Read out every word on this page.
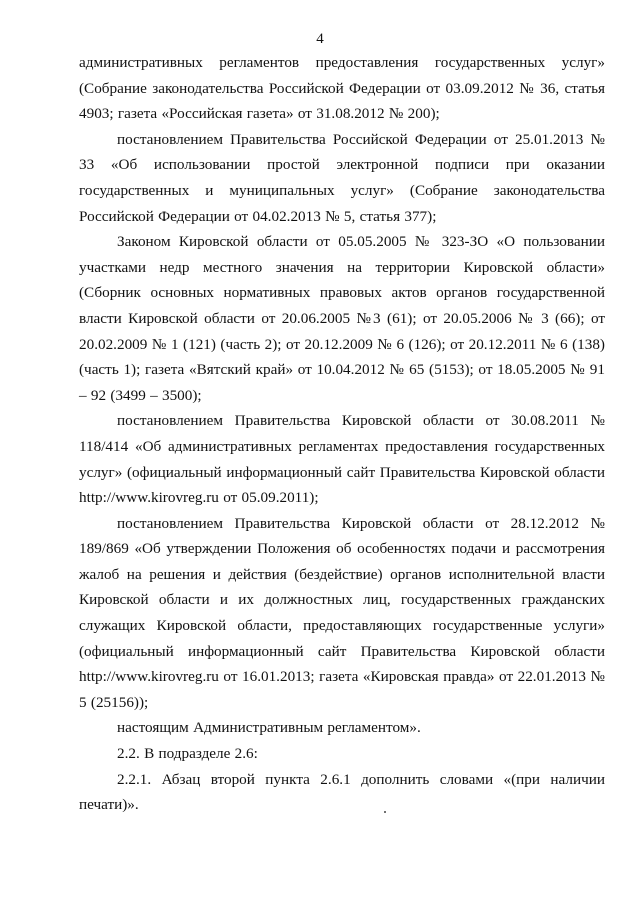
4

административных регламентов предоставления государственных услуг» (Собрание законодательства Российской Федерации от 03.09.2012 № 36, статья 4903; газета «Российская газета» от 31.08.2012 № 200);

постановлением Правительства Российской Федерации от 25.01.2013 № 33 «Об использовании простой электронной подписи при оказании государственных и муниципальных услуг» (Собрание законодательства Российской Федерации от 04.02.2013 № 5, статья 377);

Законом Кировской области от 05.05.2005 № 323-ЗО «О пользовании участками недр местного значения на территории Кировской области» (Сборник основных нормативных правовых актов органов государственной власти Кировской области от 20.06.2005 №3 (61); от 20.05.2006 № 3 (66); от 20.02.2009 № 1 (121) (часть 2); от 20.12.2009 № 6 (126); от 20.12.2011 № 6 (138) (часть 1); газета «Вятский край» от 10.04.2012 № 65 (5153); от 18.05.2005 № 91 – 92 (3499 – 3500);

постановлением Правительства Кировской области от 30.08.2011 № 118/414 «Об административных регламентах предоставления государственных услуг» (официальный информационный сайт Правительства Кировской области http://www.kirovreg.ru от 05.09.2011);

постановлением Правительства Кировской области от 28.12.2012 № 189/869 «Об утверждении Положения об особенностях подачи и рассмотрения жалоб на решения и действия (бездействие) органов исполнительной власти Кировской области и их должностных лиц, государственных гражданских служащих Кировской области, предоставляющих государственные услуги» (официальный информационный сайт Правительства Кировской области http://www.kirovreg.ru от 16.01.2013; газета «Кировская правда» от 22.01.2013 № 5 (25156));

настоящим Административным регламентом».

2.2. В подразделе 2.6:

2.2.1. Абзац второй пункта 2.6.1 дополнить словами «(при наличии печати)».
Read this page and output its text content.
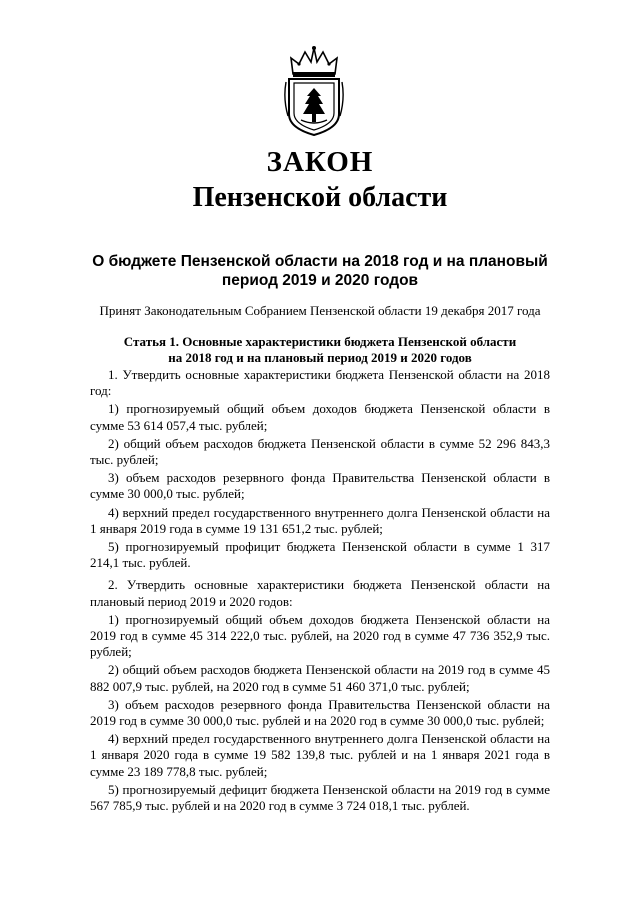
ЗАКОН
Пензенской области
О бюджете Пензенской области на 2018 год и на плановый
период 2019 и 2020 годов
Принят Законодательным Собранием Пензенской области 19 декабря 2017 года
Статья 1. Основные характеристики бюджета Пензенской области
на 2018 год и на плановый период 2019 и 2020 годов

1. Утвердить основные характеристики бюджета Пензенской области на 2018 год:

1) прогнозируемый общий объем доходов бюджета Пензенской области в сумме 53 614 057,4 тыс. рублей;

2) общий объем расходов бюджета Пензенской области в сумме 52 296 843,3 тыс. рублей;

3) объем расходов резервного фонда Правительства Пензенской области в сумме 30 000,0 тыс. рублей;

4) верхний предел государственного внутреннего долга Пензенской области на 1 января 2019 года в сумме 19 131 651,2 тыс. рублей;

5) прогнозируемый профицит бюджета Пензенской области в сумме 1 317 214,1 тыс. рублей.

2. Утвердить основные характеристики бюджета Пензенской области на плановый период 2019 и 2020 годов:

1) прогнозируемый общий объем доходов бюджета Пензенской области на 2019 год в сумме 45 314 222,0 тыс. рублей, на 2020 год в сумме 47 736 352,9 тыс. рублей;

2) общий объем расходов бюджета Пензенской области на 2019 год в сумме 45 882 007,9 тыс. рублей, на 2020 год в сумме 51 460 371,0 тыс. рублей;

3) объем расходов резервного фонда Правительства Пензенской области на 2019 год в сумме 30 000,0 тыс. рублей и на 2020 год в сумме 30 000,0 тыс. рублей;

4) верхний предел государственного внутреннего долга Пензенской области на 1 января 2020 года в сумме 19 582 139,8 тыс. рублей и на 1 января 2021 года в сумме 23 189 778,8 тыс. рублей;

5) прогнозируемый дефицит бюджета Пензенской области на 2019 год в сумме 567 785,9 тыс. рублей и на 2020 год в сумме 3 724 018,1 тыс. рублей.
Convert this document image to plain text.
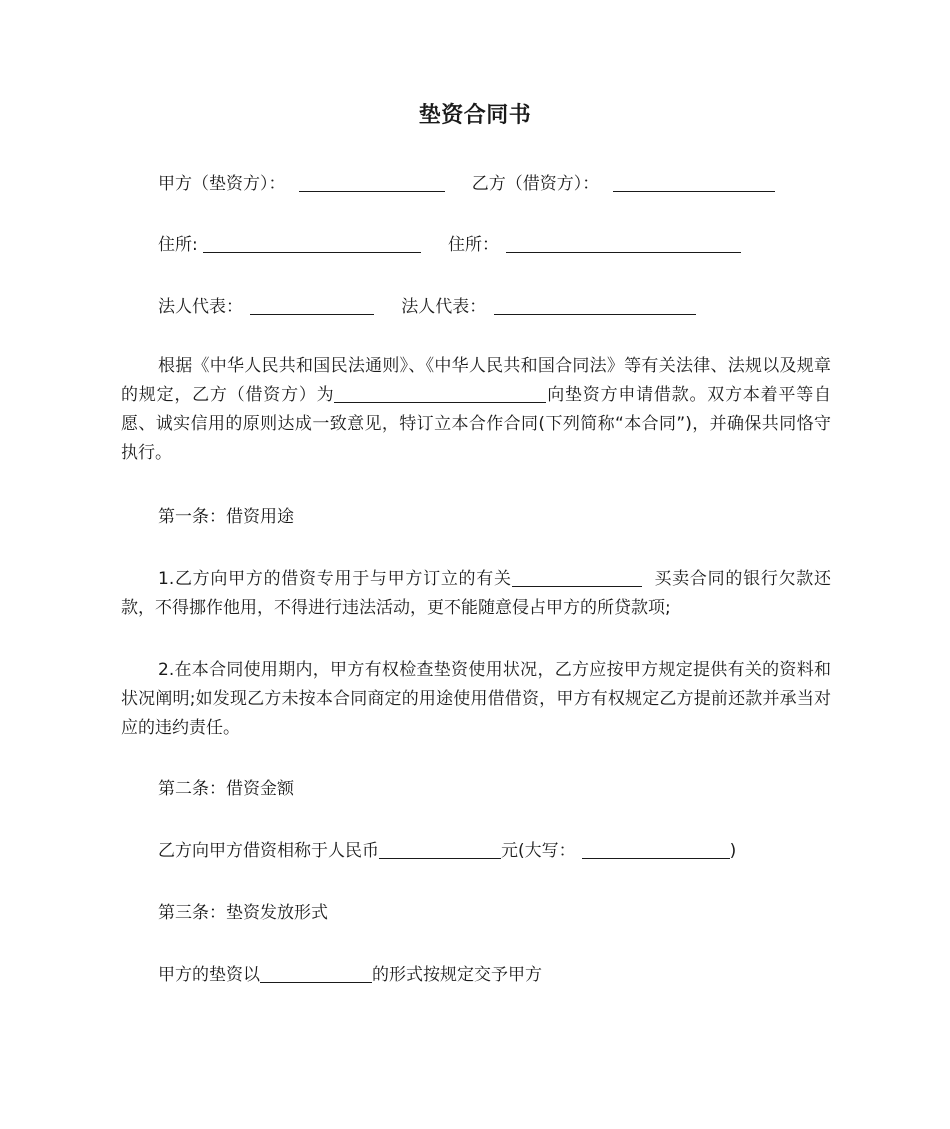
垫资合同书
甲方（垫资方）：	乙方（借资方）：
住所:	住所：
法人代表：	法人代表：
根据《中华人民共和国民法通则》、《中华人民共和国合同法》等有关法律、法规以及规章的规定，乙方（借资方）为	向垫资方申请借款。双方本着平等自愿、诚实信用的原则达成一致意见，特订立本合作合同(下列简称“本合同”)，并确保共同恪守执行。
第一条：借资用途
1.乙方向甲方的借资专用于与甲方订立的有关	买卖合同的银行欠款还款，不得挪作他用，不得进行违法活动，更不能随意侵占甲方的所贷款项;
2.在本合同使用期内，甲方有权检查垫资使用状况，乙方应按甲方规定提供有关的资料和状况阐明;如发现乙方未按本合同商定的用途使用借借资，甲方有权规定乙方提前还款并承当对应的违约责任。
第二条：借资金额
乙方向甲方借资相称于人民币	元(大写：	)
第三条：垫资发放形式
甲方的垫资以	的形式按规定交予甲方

········

* [Work instructions] Each line from the one containing "Convert this document image to plain text." through the last line of the listing is to be given again exactly, with no pictures and no other lines.

* [Reply to the exercise]
Convert this document image to plain text.
垫资合同书
甲方（垫资方）：	乙方（借资方）：
住所:	住所：
法人代表：	法人代表：
根据《中华人民共和国民法通则》、《中华人民共和国合同法》等有关法律、法规以及规章的规定，乙方（借资方）为	向垫资方申请借款。双方本着平等自愿、诚实信用的原则达成一致意见，特订立本合作合同(下列简称“本合同”)，并确保共同恪守执行。
第一条：借资用途
1.乙方向甲方的借资专用于与甲方订立的有关	买卖合同的银行欠款还款，不得挪作他用，不得进行违法活动，更不能随意侵占甲方的所贷款项;
2.在本合同使用期内，甲方有权检查垫资使用状况，乙方应按甲方规定提供有关的资料和状况阐明;如发现乙方未按本合同商定的用途使用借借资，甲方有权规定乙方提前还款并承当对应的违约责任。
第二条：借资金额
乙方向甲方借资相称于人民币	元(大写：	)
第三条：垫资发放形式
甲方的垫资以	的形式按规定交予甲方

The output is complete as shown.